> Written problem:
Scan the data below for the string "vermelho". Show every line where it turns up.
— START OF Items —
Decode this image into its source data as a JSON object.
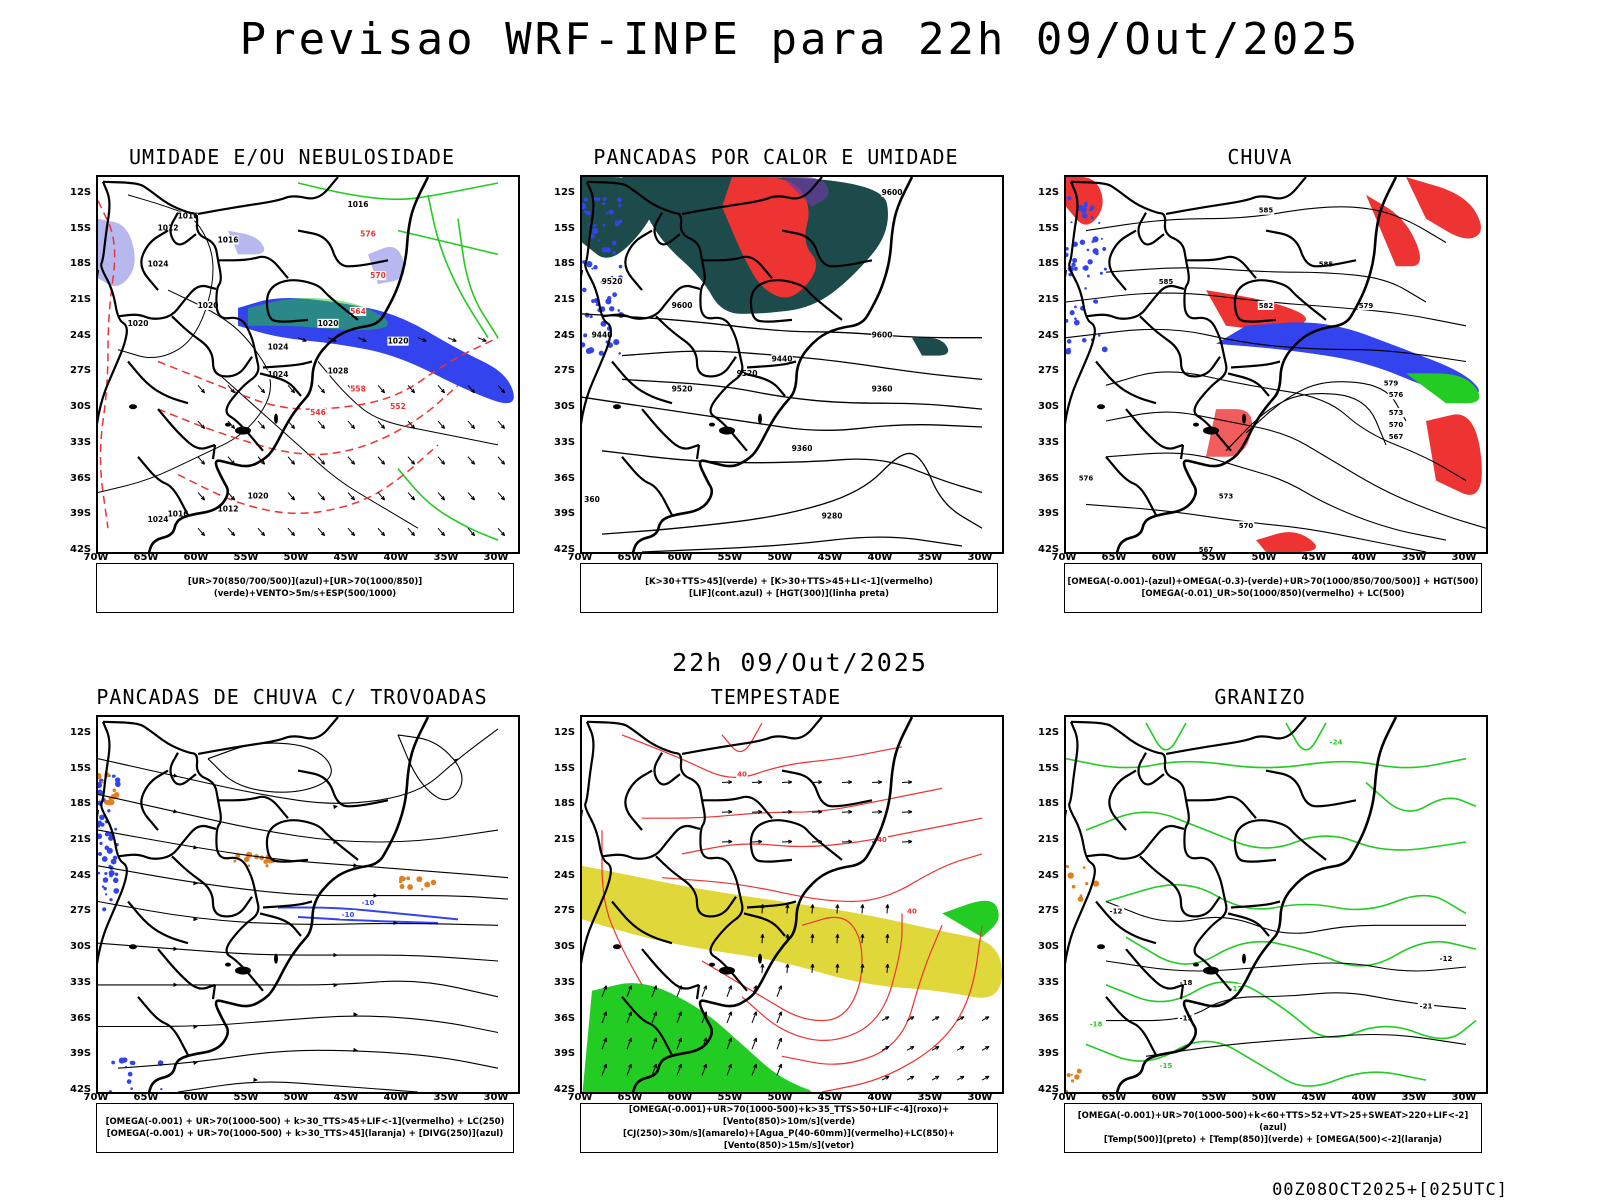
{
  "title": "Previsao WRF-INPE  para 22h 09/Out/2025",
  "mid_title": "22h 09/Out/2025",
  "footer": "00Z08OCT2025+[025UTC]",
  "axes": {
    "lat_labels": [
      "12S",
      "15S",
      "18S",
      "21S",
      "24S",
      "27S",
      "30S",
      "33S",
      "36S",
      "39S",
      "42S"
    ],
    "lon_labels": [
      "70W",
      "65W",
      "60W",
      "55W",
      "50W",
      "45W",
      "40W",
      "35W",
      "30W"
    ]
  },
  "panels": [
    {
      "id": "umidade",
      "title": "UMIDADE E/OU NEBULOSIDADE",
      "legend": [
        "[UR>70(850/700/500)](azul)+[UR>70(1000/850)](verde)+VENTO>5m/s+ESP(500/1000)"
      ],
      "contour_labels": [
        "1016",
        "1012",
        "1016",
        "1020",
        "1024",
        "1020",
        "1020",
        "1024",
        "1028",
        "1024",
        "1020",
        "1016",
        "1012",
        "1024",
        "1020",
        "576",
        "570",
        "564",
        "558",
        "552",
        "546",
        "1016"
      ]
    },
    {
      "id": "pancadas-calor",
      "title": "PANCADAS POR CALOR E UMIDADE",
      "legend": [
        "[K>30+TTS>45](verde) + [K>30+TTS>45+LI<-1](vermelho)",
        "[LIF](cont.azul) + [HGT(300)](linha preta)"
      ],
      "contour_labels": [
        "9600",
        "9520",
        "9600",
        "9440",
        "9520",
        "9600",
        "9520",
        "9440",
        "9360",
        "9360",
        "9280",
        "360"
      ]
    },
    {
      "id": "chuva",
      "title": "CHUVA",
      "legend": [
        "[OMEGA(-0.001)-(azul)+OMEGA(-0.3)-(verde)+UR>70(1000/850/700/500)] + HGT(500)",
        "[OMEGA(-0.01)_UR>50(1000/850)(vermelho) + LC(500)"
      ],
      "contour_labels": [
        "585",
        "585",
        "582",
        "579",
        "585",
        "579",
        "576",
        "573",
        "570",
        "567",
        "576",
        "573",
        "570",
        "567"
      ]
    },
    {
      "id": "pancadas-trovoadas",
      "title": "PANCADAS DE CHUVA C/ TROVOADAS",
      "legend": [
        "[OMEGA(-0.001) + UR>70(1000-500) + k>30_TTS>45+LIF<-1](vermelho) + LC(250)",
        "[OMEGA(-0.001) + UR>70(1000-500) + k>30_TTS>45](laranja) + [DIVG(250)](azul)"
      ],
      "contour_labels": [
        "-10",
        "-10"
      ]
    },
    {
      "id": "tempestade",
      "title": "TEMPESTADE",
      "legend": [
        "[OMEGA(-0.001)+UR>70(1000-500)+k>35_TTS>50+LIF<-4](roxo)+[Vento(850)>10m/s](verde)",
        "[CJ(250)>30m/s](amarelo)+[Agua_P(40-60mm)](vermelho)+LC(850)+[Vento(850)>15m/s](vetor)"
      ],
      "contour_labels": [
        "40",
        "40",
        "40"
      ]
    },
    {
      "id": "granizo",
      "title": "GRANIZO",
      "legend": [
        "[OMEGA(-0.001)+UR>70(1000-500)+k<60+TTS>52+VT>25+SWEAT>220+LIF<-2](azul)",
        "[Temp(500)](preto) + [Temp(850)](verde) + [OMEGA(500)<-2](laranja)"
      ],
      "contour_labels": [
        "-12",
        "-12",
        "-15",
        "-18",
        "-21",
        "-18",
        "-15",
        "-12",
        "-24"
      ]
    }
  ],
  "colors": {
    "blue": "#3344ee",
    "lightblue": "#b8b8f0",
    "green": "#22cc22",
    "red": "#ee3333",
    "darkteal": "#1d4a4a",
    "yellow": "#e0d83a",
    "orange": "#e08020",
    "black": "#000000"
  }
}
— END OF Items —
— START OF Items —
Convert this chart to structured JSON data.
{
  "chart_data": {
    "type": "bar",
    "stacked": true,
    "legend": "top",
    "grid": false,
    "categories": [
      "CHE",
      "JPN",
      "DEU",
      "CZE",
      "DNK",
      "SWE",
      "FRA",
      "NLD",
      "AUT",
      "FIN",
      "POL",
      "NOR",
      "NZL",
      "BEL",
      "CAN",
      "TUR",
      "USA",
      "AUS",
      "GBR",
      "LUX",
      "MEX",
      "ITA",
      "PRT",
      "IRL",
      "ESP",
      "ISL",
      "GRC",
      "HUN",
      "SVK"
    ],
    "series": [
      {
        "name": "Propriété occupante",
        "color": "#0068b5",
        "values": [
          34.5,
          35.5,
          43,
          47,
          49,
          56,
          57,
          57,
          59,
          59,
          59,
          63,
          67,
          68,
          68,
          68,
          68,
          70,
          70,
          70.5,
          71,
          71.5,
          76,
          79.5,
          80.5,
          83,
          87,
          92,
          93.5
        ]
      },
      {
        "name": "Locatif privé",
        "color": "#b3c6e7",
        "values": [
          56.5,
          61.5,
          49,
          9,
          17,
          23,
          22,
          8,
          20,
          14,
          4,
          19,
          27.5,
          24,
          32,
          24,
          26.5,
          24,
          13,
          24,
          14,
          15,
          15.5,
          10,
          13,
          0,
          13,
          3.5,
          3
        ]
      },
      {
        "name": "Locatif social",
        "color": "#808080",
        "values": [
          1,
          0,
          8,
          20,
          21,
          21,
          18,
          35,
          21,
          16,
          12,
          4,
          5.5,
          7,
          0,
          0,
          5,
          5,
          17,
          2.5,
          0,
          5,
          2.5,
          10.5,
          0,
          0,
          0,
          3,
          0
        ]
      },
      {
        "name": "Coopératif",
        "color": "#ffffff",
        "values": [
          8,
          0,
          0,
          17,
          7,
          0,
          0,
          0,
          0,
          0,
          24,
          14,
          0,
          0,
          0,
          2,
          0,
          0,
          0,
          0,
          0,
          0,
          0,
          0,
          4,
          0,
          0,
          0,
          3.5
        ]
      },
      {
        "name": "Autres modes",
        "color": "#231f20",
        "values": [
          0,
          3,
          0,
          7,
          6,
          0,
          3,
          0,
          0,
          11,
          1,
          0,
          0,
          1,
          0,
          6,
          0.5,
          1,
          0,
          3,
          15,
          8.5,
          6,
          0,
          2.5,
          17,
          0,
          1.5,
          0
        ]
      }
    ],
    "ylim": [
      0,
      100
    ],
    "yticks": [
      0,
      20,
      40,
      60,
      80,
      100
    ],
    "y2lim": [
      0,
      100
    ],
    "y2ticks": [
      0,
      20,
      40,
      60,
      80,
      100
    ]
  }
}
— END OF Items —
> Result:
        "[K>30+TTS>45](verde) + [K>30+TTS>45+LI<-1](vermelho)",
        "[OMEGA(-0.01)_UR>50(1000/850)(vermelho) + LC(500)"
        "[OMEGA(-0.001) + UR>70(1000-500) + k>30_TTS>45+LIF<-1](vermelho) + LC(250)",
        "[CJ(250)>30m/s](amarelo)+[Agua_P(40-60mm)](vermelho)+LC(850)+[Vento(850)>15m/s](vetor)"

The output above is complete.